_What the exercise asks_. Repeat each entry as written and leave the images out of the copy.

----

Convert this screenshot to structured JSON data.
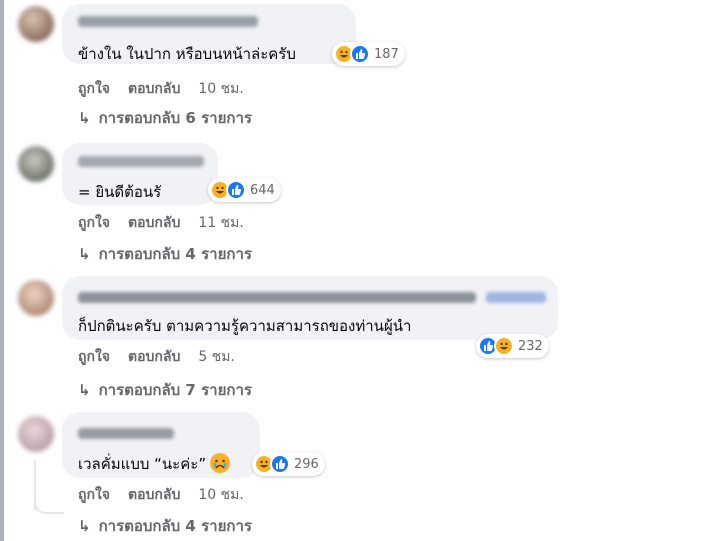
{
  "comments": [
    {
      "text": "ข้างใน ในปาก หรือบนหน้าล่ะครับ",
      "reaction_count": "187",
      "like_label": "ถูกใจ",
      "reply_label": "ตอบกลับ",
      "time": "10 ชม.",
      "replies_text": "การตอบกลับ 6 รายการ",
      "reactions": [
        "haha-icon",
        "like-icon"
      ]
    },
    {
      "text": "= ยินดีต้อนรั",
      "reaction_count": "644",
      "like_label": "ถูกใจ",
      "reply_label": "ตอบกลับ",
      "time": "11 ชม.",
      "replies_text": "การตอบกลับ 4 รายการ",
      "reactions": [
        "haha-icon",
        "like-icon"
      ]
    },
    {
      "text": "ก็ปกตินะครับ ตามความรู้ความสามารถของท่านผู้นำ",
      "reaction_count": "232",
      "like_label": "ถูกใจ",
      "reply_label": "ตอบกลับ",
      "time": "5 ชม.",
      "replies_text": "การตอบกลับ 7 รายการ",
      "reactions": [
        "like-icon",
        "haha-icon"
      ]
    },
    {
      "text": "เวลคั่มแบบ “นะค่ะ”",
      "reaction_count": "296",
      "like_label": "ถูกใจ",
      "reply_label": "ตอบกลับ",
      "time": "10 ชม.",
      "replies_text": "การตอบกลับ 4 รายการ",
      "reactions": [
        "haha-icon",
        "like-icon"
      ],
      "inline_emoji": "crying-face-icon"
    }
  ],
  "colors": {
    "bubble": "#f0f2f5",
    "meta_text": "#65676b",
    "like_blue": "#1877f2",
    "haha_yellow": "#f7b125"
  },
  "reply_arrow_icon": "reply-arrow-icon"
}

----

_Problem solution_.
Convert this screenshot to structured JSON data.
{
  "comments": [
    {
      "text": "ข้างใน ในปาก หรือบนหน้าล่ะครับ",
      "reaction_count": "187",
      "like_label": "ถูกใจ",
      "reply_label": "ตอบกลับ",
      "time": "10 ชม.",
      "replies_text": "การตอบกลับ 6 รายการ",
      "reactions": [
        "haha-icon",
        "like-icon"
      ]
    },
    {
      "text": "= ยินดีต้อนรั",
      "reaction_count": "644",
      "like_label": "ถูกใจ",
      "reply_label": "ตอบกลับ",
      "time": "11 ชม.",
      "replies_text": "การตอบกลับ 4 รายการ",
      "reactions": [
        "haha-icon",
        "like-icon"
      ]
    },
    {
      "text": "ก็ปกตินะครับ ตามความรู้ความสามารถของท่านผู้นำ",
      "reaction_count": "232",
      "like_label": "ถูกใจ",
      "reply_label": "ตอบกลับ",
      "time": "5 ชม.",
      "replies_text": "การตอบกลับ 7 รายการ",
      "reactions": [
        "like-icon",
        "haha-icon"
      ]
    },
    {
      "text": "เวลคั่มแบบ “นะค่ะ”",
      "reaction_count": "296",
      "like_label": "ถูกใจ",
      "reply_label": "ตอบกลับ",
      "time": "10 ชม.",
      "replies_text": "การตอบกลับ 4 รายการ",
      "reactions": [
        "haha-icon",
        "like-icon"
      ],
      "inline_emoji": "crying-face-icon"
    }
  ],
  "colors": {
    "bubble": "#f0f2f5",
    "meta_text": "#65676b",
    "like_blue": "#1877f2",
    "haha_yellow": "#f7b125"
  },
  "reply_arrow_icon": "reply-arrow-icon"
}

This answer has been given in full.